EXERCISE DATA »
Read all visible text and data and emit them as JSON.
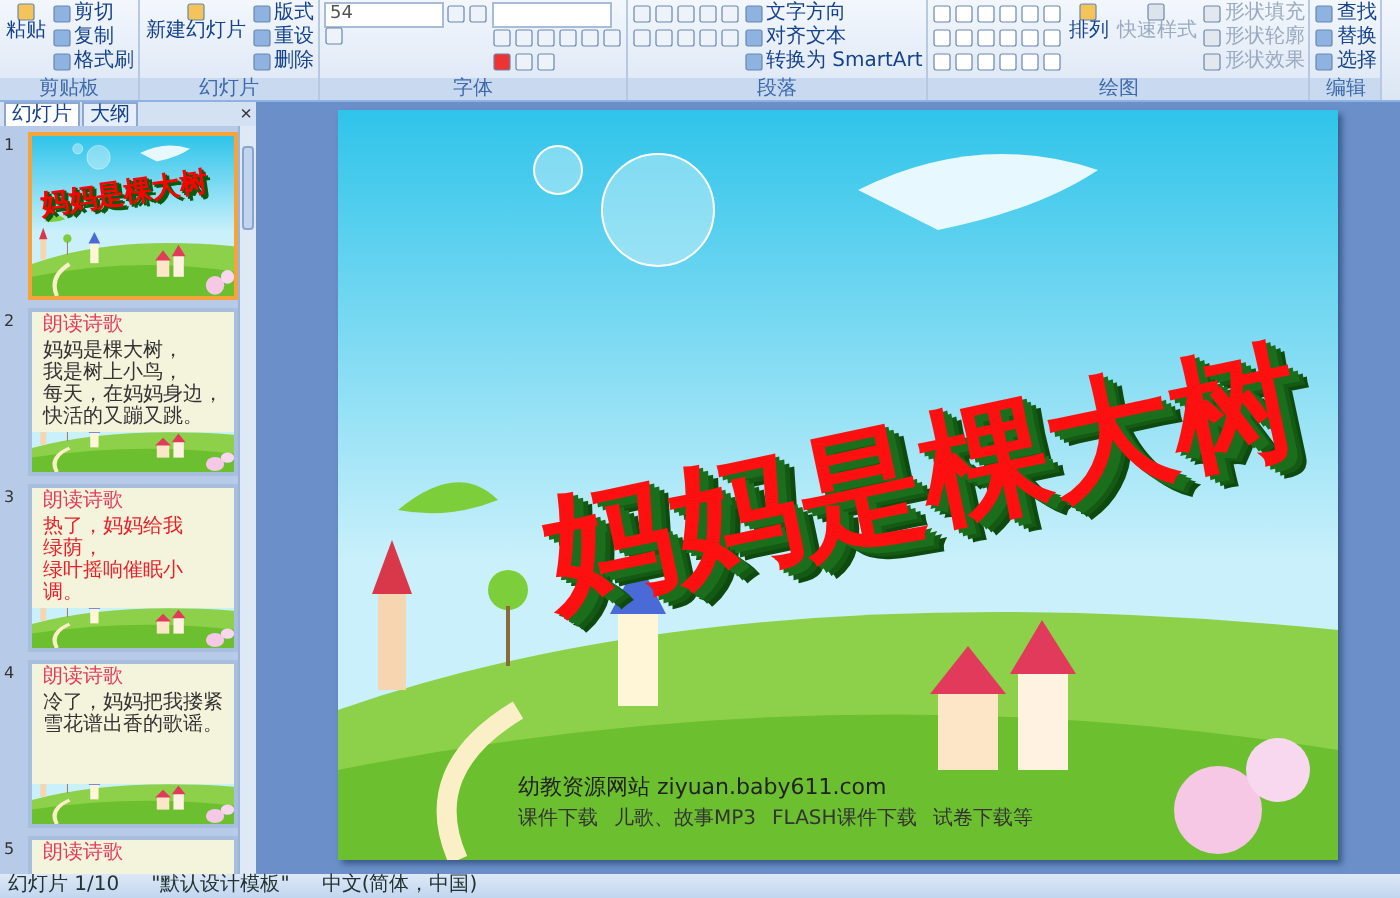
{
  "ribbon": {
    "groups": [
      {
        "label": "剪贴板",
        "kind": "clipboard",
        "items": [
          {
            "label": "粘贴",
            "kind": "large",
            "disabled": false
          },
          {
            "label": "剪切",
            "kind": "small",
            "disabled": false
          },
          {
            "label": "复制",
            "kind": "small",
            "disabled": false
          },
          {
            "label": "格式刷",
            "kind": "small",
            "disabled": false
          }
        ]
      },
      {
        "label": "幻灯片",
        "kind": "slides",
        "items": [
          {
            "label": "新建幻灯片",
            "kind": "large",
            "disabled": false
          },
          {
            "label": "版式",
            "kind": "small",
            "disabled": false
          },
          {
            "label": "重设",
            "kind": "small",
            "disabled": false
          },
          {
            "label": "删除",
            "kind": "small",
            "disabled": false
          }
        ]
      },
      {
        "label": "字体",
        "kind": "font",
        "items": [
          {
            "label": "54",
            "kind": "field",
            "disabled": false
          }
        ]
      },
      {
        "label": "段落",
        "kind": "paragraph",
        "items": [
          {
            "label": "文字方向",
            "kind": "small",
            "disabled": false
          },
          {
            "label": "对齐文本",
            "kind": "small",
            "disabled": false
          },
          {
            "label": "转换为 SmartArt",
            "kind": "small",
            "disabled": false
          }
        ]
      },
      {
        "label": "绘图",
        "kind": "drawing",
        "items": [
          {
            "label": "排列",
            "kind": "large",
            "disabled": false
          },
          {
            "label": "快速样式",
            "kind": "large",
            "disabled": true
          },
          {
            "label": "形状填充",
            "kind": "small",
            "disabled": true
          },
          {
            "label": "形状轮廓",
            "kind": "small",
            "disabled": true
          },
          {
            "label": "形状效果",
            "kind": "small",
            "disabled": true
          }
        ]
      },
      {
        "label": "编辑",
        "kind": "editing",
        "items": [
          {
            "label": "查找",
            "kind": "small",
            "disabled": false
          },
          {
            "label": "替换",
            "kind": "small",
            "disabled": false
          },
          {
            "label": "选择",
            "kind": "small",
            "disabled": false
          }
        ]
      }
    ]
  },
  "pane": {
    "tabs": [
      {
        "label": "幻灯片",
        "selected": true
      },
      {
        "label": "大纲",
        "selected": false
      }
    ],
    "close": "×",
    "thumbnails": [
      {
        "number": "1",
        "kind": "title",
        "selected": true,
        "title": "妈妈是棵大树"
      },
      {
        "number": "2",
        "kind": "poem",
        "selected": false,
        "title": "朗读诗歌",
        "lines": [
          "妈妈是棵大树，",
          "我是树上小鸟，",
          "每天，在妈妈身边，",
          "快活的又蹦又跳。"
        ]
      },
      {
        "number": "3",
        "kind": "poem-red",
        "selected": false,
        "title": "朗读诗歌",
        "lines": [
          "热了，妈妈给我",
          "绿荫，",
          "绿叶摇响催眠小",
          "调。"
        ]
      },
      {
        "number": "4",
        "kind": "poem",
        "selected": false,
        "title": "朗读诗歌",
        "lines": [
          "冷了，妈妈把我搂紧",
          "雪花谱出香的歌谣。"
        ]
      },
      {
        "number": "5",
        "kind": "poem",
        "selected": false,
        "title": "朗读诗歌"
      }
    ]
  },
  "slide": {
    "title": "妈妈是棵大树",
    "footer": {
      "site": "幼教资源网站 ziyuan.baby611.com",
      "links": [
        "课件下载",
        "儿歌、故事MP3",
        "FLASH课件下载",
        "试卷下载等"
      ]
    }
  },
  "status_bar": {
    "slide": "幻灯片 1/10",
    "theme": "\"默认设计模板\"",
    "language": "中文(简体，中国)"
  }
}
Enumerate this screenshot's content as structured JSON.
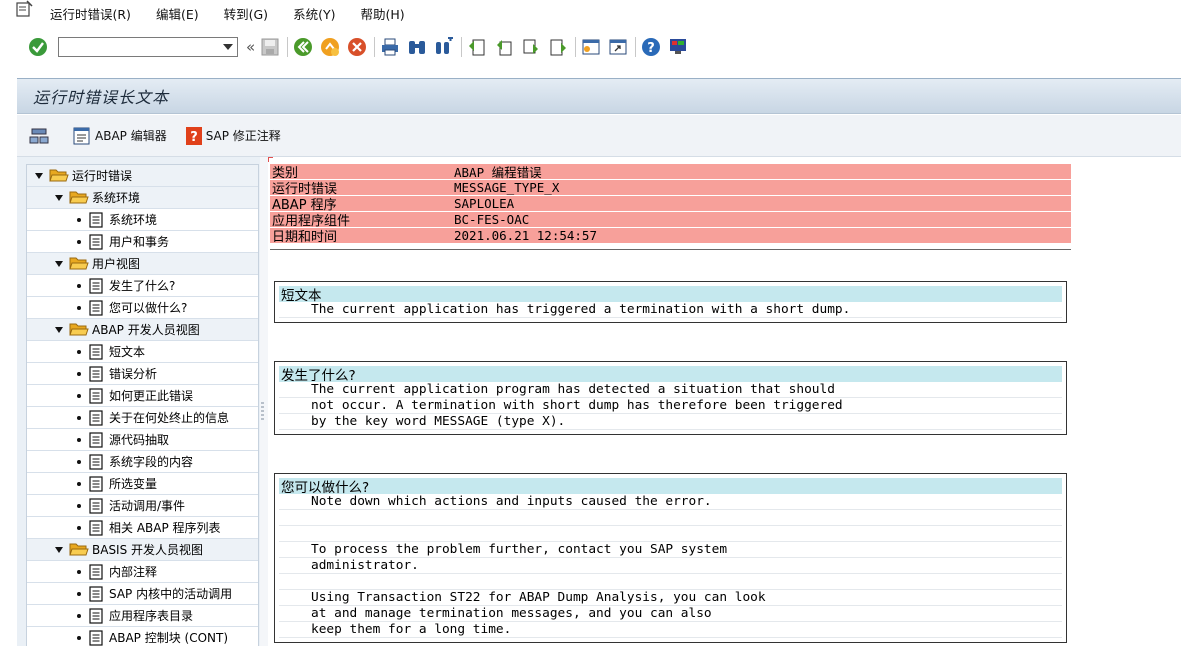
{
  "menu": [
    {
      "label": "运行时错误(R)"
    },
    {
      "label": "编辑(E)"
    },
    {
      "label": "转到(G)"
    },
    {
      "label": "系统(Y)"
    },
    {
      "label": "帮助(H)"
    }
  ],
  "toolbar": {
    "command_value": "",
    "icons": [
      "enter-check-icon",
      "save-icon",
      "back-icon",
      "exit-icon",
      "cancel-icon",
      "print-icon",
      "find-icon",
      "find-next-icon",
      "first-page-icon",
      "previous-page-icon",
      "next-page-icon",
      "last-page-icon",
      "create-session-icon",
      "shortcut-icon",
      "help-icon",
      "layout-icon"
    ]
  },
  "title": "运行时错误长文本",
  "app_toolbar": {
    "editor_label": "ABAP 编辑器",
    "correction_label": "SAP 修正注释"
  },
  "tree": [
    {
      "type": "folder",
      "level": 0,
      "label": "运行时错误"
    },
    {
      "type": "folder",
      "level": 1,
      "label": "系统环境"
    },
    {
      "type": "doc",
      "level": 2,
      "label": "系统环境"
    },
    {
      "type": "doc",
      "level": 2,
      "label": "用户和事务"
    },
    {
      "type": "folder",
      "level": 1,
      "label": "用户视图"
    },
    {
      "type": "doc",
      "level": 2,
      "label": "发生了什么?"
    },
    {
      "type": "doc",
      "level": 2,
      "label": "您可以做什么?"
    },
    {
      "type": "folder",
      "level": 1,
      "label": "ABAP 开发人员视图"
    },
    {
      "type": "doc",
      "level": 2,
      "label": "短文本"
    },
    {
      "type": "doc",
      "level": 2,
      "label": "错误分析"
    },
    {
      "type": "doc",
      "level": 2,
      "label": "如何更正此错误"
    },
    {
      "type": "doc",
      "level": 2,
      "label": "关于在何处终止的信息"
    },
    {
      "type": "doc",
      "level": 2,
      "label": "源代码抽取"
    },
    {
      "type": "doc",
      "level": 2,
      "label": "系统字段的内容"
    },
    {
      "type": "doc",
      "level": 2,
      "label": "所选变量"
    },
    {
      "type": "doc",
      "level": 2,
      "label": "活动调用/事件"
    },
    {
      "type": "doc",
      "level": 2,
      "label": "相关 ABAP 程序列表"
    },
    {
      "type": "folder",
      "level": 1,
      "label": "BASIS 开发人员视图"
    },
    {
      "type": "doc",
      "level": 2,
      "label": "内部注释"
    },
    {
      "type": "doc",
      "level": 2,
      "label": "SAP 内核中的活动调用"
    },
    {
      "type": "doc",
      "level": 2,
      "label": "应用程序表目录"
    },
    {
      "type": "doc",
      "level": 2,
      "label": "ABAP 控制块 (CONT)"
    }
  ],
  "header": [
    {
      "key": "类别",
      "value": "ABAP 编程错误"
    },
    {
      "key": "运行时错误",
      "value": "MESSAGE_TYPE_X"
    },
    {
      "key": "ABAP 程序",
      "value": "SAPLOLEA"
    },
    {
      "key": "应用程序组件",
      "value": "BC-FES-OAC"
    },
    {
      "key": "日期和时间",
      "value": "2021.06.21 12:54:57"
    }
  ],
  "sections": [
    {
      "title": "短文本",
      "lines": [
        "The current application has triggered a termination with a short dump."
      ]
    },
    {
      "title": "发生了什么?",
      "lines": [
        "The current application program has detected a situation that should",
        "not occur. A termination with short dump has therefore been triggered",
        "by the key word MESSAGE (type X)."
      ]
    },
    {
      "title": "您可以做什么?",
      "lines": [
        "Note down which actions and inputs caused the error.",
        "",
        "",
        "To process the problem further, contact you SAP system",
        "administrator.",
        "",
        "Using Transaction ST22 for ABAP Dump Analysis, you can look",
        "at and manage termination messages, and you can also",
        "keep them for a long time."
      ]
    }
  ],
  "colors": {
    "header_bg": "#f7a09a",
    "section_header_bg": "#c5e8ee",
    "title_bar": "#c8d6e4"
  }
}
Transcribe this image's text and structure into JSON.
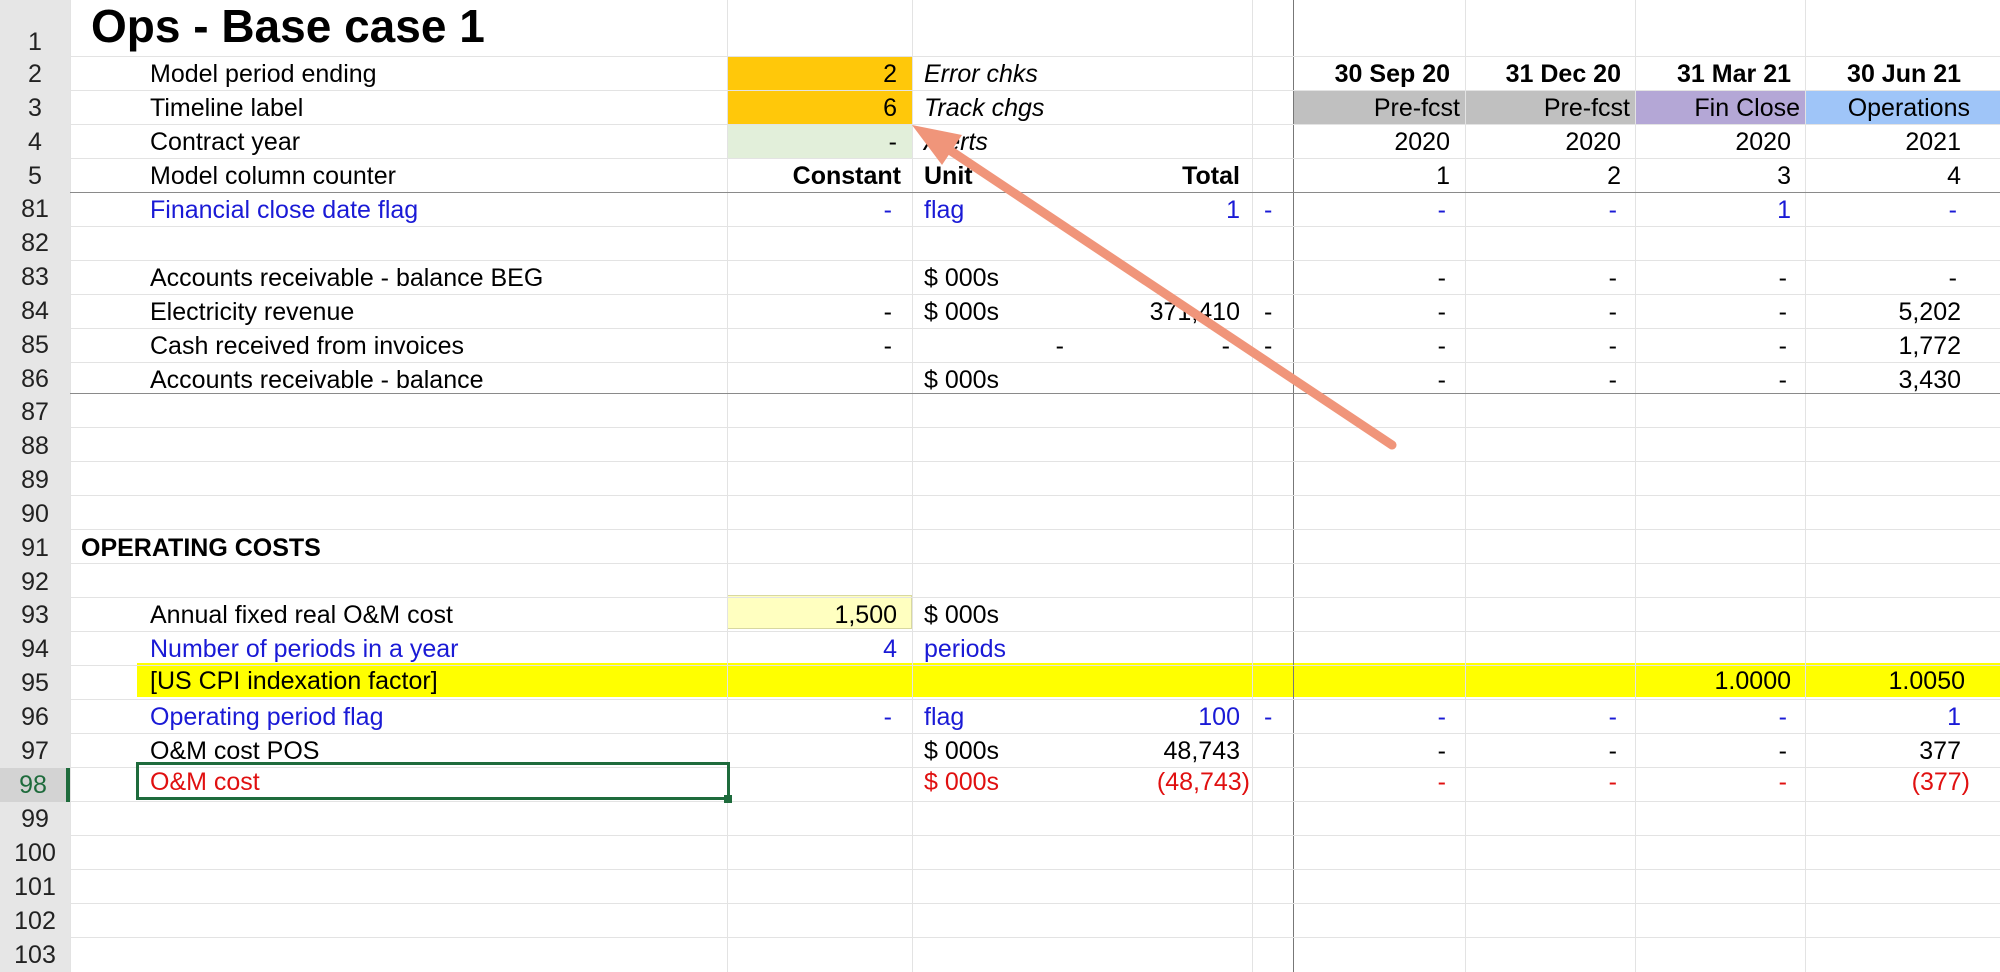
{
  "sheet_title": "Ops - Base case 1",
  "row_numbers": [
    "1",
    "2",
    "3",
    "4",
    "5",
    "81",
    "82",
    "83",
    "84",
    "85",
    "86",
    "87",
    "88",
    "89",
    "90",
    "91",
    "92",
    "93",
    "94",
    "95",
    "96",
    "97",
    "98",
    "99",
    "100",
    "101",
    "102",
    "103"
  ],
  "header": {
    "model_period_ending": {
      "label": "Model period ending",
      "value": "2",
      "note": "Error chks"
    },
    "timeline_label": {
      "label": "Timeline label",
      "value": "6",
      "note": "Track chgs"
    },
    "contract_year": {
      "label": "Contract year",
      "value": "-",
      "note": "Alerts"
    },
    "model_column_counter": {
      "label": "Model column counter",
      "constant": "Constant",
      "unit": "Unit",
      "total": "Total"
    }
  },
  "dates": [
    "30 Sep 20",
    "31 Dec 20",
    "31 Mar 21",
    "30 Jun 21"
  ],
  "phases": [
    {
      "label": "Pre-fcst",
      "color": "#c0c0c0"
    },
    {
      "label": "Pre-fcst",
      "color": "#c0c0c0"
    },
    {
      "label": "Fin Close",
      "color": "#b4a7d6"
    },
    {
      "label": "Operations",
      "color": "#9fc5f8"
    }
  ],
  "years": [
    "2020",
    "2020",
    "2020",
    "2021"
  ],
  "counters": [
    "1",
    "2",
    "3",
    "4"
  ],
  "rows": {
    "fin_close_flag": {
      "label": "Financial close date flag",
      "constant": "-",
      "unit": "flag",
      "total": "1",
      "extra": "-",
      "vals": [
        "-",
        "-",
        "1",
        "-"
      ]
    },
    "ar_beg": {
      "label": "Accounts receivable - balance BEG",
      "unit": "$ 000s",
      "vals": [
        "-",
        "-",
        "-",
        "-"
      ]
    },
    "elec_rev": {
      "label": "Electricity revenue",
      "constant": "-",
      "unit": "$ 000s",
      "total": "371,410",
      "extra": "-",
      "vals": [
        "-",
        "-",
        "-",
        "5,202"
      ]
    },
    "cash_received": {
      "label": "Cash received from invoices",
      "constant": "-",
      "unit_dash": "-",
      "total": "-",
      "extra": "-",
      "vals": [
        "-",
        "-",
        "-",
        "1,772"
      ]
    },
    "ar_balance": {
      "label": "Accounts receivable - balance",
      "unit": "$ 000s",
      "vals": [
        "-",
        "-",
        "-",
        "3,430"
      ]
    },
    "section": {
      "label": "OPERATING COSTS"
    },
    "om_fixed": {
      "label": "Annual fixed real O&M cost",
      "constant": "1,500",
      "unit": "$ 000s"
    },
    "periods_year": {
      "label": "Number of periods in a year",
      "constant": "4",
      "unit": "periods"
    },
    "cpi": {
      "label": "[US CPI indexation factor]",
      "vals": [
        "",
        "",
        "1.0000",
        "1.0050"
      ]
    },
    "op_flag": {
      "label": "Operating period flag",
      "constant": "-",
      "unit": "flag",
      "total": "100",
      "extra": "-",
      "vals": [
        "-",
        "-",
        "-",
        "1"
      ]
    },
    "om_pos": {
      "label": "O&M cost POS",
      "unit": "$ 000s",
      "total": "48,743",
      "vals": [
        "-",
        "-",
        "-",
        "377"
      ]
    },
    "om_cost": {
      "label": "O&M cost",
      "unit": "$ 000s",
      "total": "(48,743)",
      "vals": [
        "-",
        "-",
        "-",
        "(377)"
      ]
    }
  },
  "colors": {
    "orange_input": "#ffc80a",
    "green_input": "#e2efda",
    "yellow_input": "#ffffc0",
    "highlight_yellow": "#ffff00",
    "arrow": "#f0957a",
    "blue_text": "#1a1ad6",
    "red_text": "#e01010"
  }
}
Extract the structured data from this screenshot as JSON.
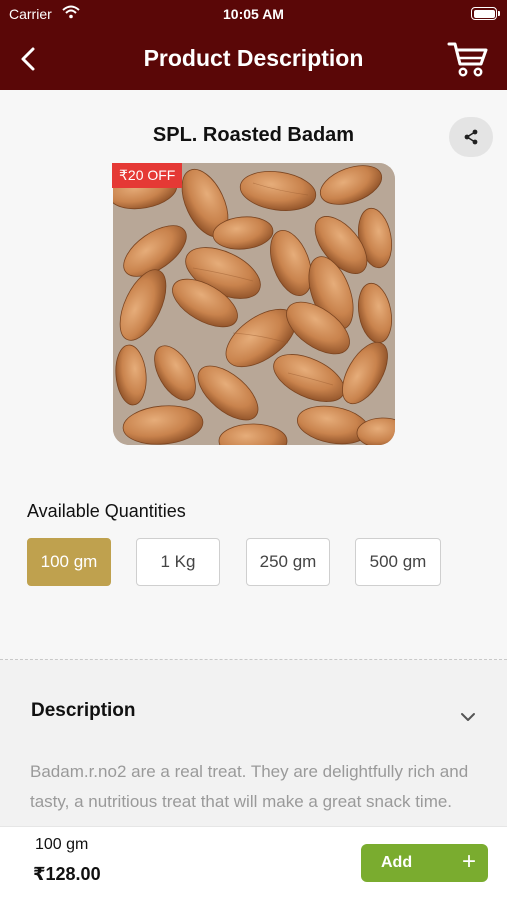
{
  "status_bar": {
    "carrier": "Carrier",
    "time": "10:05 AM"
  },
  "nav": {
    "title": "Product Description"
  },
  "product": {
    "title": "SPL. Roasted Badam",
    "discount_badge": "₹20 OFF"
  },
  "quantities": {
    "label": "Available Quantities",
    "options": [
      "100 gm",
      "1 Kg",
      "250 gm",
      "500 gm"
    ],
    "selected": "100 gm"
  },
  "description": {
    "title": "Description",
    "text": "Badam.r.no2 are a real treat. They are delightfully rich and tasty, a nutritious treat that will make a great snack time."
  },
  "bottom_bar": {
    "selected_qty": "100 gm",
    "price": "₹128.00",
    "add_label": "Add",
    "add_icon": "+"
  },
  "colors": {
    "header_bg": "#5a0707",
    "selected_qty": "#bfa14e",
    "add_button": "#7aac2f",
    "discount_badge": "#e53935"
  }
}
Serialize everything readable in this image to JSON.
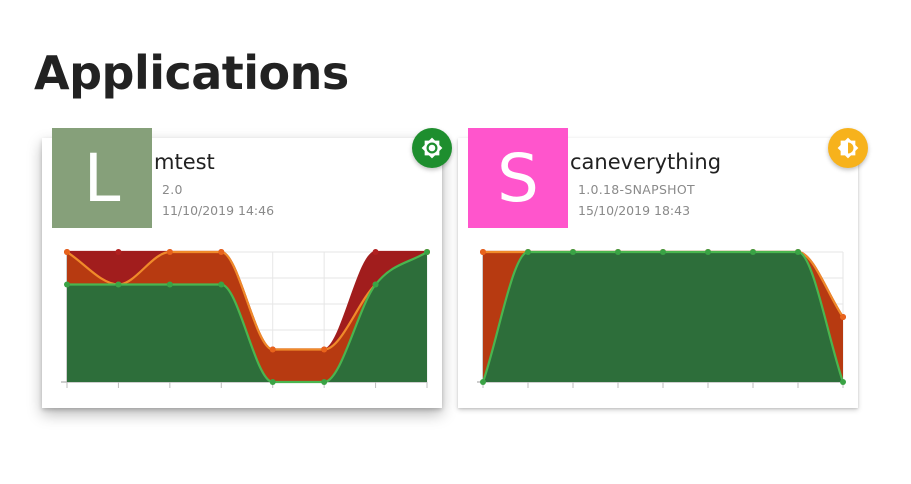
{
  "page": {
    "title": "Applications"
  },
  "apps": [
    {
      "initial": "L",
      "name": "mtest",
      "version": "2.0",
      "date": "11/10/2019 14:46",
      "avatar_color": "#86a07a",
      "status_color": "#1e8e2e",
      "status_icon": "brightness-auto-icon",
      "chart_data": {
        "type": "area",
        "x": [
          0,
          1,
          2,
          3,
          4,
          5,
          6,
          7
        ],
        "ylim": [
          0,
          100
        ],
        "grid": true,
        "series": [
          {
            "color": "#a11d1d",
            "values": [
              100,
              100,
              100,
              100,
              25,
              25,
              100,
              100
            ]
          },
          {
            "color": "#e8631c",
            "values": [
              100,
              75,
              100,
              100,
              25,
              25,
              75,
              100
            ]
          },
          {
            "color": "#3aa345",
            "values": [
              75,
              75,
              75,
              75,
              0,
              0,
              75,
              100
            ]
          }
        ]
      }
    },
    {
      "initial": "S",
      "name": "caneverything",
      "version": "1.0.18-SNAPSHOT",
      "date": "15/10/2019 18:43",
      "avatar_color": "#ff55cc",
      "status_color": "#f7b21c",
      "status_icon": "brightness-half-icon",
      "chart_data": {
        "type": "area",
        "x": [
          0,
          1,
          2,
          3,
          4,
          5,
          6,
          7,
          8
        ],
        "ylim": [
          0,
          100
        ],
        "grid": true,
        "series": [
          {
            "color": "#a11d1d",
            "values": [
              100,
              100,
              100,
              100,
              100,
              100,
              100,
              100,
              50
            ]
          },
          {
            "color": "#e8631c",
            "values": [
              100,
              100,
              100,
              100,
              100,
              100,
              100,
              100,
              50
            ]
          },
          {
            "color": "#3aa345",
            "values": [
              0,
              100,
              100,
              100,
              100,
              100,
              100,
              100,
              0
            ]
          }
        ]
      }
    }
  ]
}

GOAL » Lines from the records above that hold "real" are the ones to list.

REPLY »
      "label": "Annual fixed real O&M cost",
    "text": "Badam.r.no2 are a real treat. They are delightfully rich and tasty, a nutritious treat that will make a great snack time."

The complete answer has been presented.